Figure dataset records
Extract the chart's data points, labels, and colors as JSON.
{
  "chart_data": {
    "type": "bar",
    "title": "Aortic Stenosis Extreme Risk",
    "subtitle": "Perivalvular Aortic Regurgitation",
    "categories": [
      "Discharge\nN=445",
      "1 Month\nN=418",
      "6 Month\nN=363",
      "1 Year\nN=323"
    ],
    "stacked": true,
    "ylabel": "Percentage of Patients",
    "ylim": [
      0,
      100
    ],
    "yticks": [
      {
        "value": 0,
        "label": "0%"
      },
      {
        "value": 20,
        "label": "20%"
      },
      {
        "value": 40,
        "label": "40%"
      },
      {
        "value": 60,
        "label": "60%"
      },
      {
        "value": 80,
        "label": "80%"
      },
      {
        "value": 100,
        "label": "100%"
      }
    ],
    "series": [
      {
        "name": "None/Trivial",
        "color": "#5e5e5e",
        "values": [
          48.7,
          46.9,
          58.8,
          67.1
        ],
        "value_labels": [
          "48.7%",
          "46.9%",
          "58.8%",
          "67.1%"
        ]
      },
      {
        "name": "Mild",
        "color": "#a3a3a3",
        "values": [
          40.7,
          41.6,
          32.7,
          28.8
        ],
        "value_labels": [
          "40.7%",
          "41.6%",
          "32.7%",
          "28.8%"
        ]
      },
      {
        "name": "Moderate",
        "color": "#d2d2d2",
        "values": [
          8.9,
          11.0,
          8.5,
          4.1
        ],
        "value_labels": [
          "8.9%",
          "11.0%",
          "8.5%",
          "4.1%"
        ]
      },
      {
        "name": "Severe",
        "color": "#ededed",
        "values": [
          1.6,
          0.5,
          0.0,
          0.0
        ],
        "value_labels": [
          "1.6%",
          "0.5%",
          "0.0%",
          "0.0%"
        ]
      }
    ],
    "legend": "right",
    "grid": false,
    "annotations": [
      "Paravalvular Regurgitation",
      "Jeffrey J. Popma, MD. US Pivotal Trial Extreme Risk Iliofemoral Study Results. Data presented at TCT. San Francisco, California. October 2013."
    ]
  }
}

TASK INSTRUCTIONS:
Beginning with the first line and ending with the last, restate the data word for word.

SOLUTION TO THE EXERCISE:
Extract the chart's data points, labels, and colors as JSON.
{
  "chart_data": {
    "type": "bar",
    "title": "Aortic Stenosis Extreme Risk",
    "subtitle": "Perivalvular Aortic Regurgitation",
    "categories": [
      "Discharge\nN=445",
      "1 Month\nN=418",
      "6 Month\nN=363",
      "1 Year\nN=323"
    ],
    "stacked": true,
    "ylabel": "Percentage of Patients",
    "ylim": [
      0,
      100
    ],
    "yticks": [
      {
        "value": 0,
        "label": "0%"
      },
      {
        "value": 20,
        "label": "20%"
      },
      {
        "value": 40,
        "label": "40%"
      },
      {
        "value": 60,
        "label": "60%"
      },
      {
        "value": 80,
        "label": "80%"
      },
      {
        "value": 100,
        "label": "100%"
      }
    ],
    "series": [
      {
        "name": "None/Trivial",
        "color": "#5e5e5e",
        "values": [
          48.7,
          46.9,
          58.8,
          67.1
        ],
        "value_labels": [
          "48.7%",
          "46.9%",
          "58.8%",
          "67.1%"
        ]
      },
      {
        "name": "Mild",
        "color": "#a3a3a3",
        "values": [
          40.7,
          41.6,
          32.7,
          28.8
        ],
        "value_labels": [
          "40.7%",
          "41.6%",
          "32.7%",
          "28.8%"
        ]
      },
      {
        "name": "Moderate",
        "color": "#d2d2d2",
        "values": [
          8.9,
          11.0,
          8.5,
          4.1
        ],
        "value_labels": [
          "8.9%",
          "11.0%",
          "8.5%",
          "4.1%"
        ]
      },
      {
        "name": "Severe",
        "color": "#ededed",
        "values": [
          1.6,
          0.5,
          0.0,
          0.0
        ],
        "value_labels": [
          "1.6%",
          "0.5%",
          "0.0%",
          "0.0%"
        ]
      }
    ],
    "legend": "right",
    "grid": false,
    "annotations": [
      "Paravalvular Regurgitation",
      "Jeffrey J. Popma, MD. US Pivotal Trial Extreme Risk Iliofemoral Study Results. Data presented at TCT. San Francisco, California. October 2013."
    ]
  }
}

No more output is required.